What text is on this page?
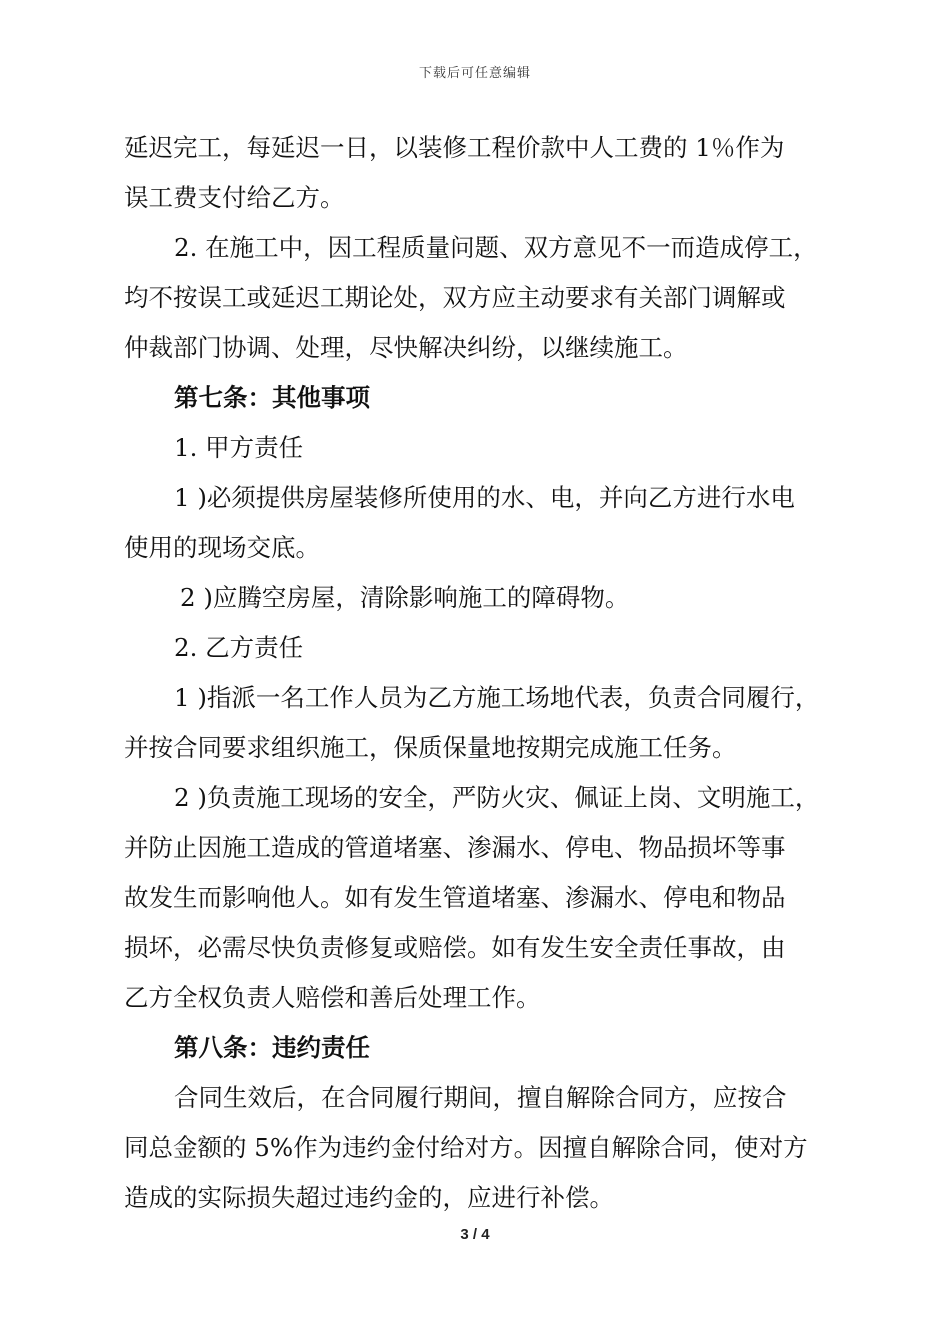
下载后可任意编辑
延迟完工，每延迟一日，以装修工程价款中人工费的 1％作为
误工费支付给乙方。
2. 在施工中，因工程质量问题、双方意见不一而造成停工，
均不按误工或延迟工期论处，双方应主动要求有关部门调解或
仲裁部门协调、处理，尽快解决纠纷，以继续施工。
第七条：其他事项
1. 甲方责任
1 )必须提供房屋装修所使用的水、电，并向乙方进行水电
使用的现场交底。
2 )应腾空房屋，清除影响施工的障碍物。
2. 乙方责任
1 )指派一名工作人员为乙方施工场地代表，负责合同履行，
并按合同要求组织施工，保质保量地按期完成施工任务。
2 )负责施工现场的安全，严防火灾、佩证上岗、文明施工，
并防止因施工造成的管道堵塞、渗漏水、停电、物品损坏等事
故发生而影响他人。如有发生管道堵塞、渗漏水、停电和物品
损坏，必需尽快负责修复或赔偿。如有发生安全责任事故，由
乙方全权负责人赔偿和善后处理工作。
第八条：违约责任
合同生效后，在合同履行期间，擅自解除合同方，应按合
同总金额的 5%作为违约金付给对方。因擅自解除合同，使对方
造成的实际损失超过违约金的，应进行补偿。
3 / 4
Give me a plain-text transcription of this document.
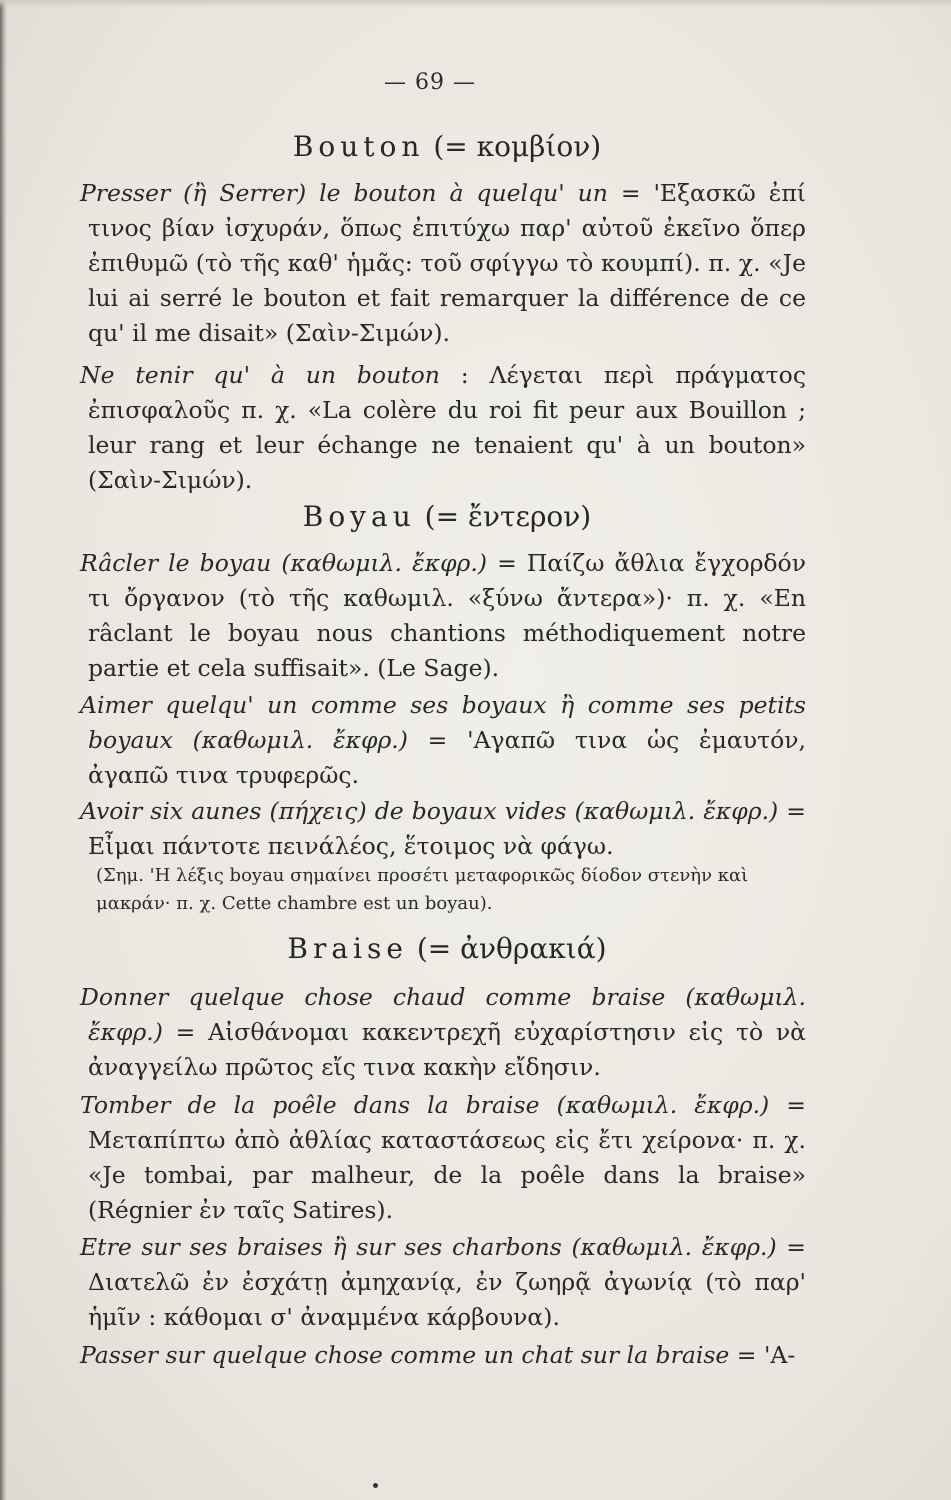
— 69 —
Bouton (= κομβίον)
Presser (ἢ Serrer) le bouton à quelqu' un = 'Εξασκῶ ἐπί τινος βίαν ἰσχυράν, ὅπως ἐπιτύχω παρ' αὐτοῦ ἐκεῖνο ὅπερ ἐπιθυμῶ (τὸ τῆς καθ' ἡμᾶς: τοῦ σφίγγω τὸ κουμπί). π. χ. «Je lui ai serré le bouton et fait remarquer la différence de ce qu' il me disait» (Σαὶν-Σιμών).
Ne tenir qu' à un bouton : Λέγεται περὶ πράγματος ἐπισφαλοῦς π. χ. «La colère du roi fit peur aux Bouillon ; leur rang et leur échange ne tenaient qu' à un bouton» (Σαὶν-Σιμών).
Boyau (= ἔντερον)
Râcler le boyau (καθωμιλ. ἔκφρ.) = Παίζω ἄθλια ἔγχορδόν τι ὄργανον (τὸ τῆς καθωμιλ. «ξύνω ἄντερα»)· π. χ. «En râclant le boyau nous chantions méthodiquement notre partie et cela suffisait». (Le Sage).
Aimer quelqu' un comme ses boyaux ἢ comme ses petits boyaux (καθωμιλ. ἔκφρ.) = 'Αγαπῶ τινα ὡς ἐμαυτόν, ἀγαπῶ τινα τρυφερῶς.
Avoir six aunes (πήχεις) de boyaux vides (καθωμιλ. ἔκφρ.) = Εἶμαι πάντοτε πεινάλέος, ἕτοιμος νὰ φάγω.
(Σημ. 'Η λέξις boyau σημαίνει προσέτι μεταφορικῶς δίοδον στενὴν καὶ μακράν· π. χ. Cette chambre est un boyau).
Braise (= ἀνθρακιά)
Donner quelque chose chaud comme braise (καθωμιλ. ἔκφρ.) = Αἰσθάνομαι κακεντρεχῆ εὐχαρίστησιν εἰς τὸ νὰ ἀναγγείλω πρῶτος εἴς τινα κακὴν εἴδησιν.
Tomber de la poêle dans la braise (καθωμιλ. ἔκφρ.) = Μεταπίπτω ἀπὸ ἀθλίας καταστάσεως εἰς ἔτι χείρονα· π. χ. «Je tombai, par malheur, de la poêle dans la braise» (Régnier ἐν ταῖς Satires).
Etre sur ses braises ἢ sur ses charbons (καθωμιλ. ἔκφρ.) = Διατελῶ ἐν ἐσχάτῃ ἀμηχανίᾳ, ἐν ζωηρᾷ ἀγωνίᾳ (τὸ παρ' ἡμῖν : κάθομαι σ' ἀναμμένα κάρβουνα).
Passer sur quelque chose comme un chat sur la braise = 'Α-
************
_Task description_
Leave the pictures out and copy the rest of the data exactly.

_Task output_
What text is on this page?
下载后可任意编辑
延迟完工，每延迟一日，以装修工程价款中人工费的 1％作为
误工费支付给乙方。
2. 在施工中，因工程质量问题、双方意见不一而造成停工，
均不按误工或延迟工期论处，双方应主动要求有关部门调解或
仲裁部门协调、处理，尽快解决纠纷，以继续施工。
第七条：其他事项
1. 甲方责任
1 )必须提供房屋装修所使用的水、电，并向乙方进行水电
使用的现场交底。
2 )应腾空房屋，清除影响施工的障碍物。
2. 乙方责任
1 )指派一名工作人员为乙方施工场地代表，负责合同履行，
并按合同要求组织施工，保质保量地按期完成施工任务。
2 )负责施工现场的安全，严防火灾、佩证上岗、文明施工，
并防止因施工造成的管道堵塞、渗漏水、停电、物品损坏等事
故发生而影响他人。如有发生管道堵塞、渗漏水、停电和物品
损坏，必需尽快负责修复或赔偿。如有发生安全责任事故，由
乙方全权负责人赔偿和善后处理工作。
第八条：违约责任
合同生效后，在合同履行期间，擅自解除合同方，应按合
同总金额的 5%作为违约金付给对方。因擅自解除合同，使对方
造成的实际损失超过违约金的，应进行补偿。
3 / 4
Give me a plain-text transcription of this document.
— 69 —
Bouton (= κομβίον)
Presser (ἢ Serrer) le bouton à quelqu' un = 'Εξασκῶ ἐπί τινος βίαν ἰσχυράν, ὅπως ἐπιτύχω παρ' αὐτοῦ ἐκεῖνο ὅπερ ἐπιθυμῶ (τὸ τῆς καθ' ἡμᾶς: τοῦ σφίγγω τὸ κουμπί). π. χ. «Je lui ai serré le bouton et fait remarquer la différence de ce qu' il me disait» (Σαὶν-Σιμών).
Ne tenir qu' à un bouton : Λέγεται περὶ πράγματος ἐπισφαλοῦς π. χ. «La colère du roi fit peur aux Bouillon ; leur rang et leur échange ne tenaient qu' à un bouton» (Σαὶν-Σιμών).
Boyau (= ἔντερον)
Râcler le boyau (καθωμιλ. ἔκφρ.) = Παίζω ἄθλια ἔγχορδόν τι ὄργανον (τὸ τῆς καθωμιλ. «ξύνω ἄντερα»)· π. χ. «En râclant le boyau nous chantions méthodiquement notre partie et cela suffisait». (Le Sage).
Aimer quelqu' un comme ses boyaux ἢ comme ses petits boyaux (καθωμιλ. ἔκφρ.) = 'Αγαπῶ τινα ὡς ἐμαυτόν, ἀγαπῶ τινα τρυφερῶς.
Avoir six aunes (πήχεις) de boyaux vides (καθωμιλ. ἔκφρ.) = Εἶμαι πάντοτε πεινάλέος, ἕτοιμος νὰ φάγω.
(Σημ. 'Η λέξις boyau σημαίνει προσέτι μεταφορικῶς δίοδον στενὴν καὶ μακράν· π. χ. Cette chambre est un boyau).
Braise (= ἀνθρακιά)
Donner quelque chose chaud comme braise (καθωμιλ. ἔκφρ.) = Αἰσθάνομαι κακεντρεχῆ εὐχαρίστησιν εἰς τὸ νὰ ἀναγγείλω πρῶτος εἴς τινα κακὴν εἴδησιν.
Tomber de la poêle dans la braise (καθωμιλ. ἔκφρ.) = Μεταπίπτω ἀπὸ ἀθλίας καταστάσεως εἰς ἔτι χείρονα· π. χ. «Je tombai, par malheur, de la poêle dans la braise» (Régnier ἐν ταῖς Satires).
Etre sur ses braises ἢ sur ses charbons (καθωμιλ. ἔκφρ.) = Διατελῶ ἐν ἐσχάτῃ ἀμηχανίᾳ, ἐν ζωηρᾷ ἀγωνίᾳ (τὸ παρ' ἡμῖν : κάθομαι σ' ἀναμμένα κάρβουνα).
Passer sur quelque chose comme un chat sur la braise = 'Α-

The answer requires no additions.